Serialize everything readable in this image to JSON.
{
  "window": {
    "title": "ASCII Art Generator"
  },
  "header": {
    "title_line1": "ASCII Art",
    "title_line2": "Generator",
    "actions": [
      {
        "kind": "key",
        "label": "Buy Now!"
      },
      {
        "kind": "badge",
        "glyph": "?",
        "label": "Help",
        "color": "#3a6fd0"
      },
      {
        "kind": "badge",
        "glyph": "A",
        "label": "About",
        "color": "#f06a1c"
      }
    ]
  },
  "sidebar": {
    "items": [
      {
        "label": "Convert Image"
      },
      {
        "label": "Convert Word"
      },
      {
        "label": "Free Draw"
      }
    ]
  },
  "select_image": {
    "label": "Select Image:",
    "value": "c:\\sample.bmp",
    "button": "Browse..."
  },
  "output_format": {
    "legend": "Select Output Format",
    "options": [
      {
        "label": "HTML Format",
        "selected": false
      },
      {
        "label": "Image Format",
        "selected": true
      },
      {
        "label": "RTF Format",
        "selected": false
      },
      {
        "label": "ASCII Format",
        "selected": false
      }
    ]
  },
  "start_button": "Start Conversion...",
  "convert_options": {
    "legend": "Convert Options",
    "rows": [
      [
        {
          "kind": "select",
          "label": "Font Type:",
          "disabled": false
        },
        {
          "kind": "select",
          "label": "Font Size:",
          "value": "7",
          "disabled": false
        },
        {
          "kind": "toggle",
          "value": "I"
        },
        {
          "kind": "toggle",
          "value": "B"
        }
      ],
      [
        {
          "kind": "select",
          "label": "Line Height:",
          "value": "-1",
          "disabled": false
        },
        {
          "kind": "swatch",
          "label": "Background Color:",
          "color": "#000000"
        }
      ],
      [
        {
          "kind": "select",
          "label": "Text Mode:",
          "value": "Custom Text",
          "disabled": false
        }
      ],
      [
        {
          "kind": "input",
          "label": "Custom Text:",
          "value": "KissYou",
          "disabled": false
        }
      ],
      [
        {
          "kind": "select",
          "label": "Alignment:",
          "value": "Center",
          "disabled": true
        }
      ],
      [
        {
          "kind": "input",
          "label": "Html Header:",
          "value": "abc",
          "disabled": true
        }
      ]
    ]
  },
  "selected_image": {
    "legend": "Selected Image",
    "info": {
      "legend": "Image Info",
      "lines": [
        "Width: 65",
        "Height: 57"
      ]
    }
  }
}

────────────────────────────────────────

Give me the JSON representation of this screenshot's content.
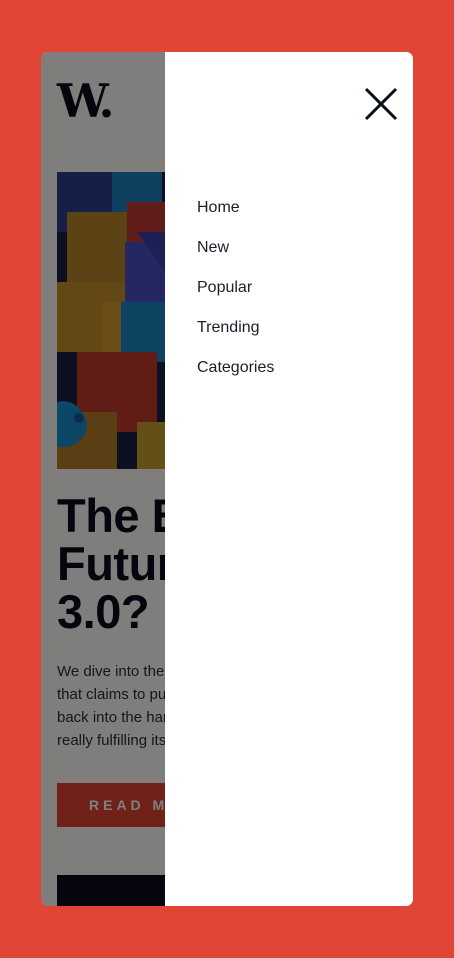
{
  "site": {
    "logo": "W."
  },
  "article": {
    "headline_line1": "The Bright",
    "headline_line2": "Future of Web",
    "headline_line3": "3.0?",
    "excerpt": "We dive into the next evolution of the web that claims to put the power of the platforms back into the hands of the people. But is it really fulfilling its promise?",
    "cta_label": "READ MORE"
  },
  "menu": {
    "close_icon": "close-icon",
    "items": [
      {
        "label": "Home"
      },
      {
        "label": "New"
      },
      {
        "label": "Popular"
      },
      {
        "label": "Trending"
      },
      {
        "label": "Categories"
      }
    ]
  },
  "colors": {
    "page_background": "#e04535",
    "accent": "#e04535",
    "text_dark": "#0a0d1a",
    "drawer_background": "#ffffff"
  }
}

────────────────────────────────────────

REQUIRED TASK:
Copy each line of the records above that carries the word "JSON".

TASK RESULT:
Serialize everything readable in this image to JSON.
Give me the JSON representation of this screenshot's content.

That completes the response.